[Saved data entries]
=-=-=-=-=

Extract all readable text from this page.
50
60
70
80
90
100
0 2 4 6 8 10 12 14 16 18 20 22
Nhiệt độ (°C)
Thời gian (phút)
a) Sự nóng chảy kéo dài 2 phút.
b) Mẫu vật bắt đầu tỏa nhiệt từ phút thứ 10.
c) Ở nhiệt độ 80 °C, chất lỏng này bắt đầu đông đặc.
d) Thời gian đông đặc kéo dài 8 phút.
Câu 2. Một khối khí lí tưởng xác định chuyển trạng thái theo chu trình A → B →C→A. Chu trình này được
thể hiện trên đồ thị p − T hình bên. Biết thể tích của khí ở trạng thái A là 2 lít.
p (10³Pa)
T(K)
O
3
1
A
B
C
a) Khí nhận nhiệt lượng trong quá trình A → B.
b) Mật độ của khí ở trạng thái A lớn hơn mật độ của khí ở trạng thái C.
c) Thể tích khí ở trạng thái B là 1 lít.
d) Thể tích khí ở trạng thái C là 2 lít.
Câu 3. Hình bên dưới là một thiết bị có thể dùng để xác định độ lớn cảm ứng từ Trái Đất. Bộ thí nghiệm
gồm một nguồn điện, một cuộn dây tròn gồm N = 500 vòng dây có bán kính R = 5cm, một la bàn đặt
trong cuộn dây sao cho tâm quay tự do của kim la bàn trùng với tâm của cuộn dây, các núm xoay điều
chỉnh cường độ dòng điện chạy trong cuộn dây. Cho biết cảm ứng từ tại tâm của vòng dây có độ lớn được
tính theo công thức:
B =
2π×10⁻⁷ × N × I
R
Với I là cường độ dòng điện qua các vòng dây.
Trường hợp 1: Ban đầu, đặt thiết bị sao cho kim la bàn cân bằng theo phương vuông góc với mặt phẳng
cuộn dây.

=-=-=-=-=

# [Stated goal]
Please restate the records in full, word for word.

# [Response below]
Extract all readable text from this page.
50
60
70
80
90
100
0 2 4 6 8 10 12 14 16 18 20 22
Nhiệt độ (°C)
Thời gian (phút)
a) Sự nóng chảy kéo dài 2 phút.
b) Mẫu vật bắt đầu tỏa nhiệt từ phút thứ 10.
c) Ở nhiệt độ 80 °C, chất lỏng này bắt đầu đông đặc.
d) Thời gian đông đặc kéo dài 8 phút.
Câu 2. Một khối khí lí tưởng xác định chuyển trạng thái theo chu trình A → B →C→A. Chu trình này được
thể hiện trên đồ thị p − T hình bên. Biết thể tích của khí ở trạng thái A là 2 lít.
p (10³Pa)
T(K)
O
3
1
A
B
C
a) Khí nhận nhiệt lượng trong quá trình A → B.
b) Mật độ của khí ở trạng thái A lớn hơn mật độ của khí ở trạng thái C.
c) Thể tích khí ở trạng thái B là 1 lít.
d) Thể tích khí ở trạng thái C là 2 lít.
Câu 3. Hình bên dưới là một thiết bị có thể dùng để xác định độ lớn cảm ứng từ Trái Đất. Bộ thí nghiệm
gồm một nguồn điện, một cuộn dây tròn gồm N = 500 vòng dây có bán kính R = 5cm, một la bàn đặt
trong cuộn dây sao cho tâm quay tự do của kim la bàn trùng với tâm của cuộn dây, các núm xoay điều
chỉnh cường độ dòng điện chạy trong cuộn dây. Cho biết cảm ứng từ tại tâm của vòng dây có độ lớn được
tính theo công thức:
B =
2π×10⁻⁷ × N × I
R
Với I là cường độ dòng điện qua các vòng dây.
Trường hợp 1: Ban đầu, đặt thiết bị sao cho kim la bàn cân bằng theo phương vuông góc với mặt phẳng
cuộn dây.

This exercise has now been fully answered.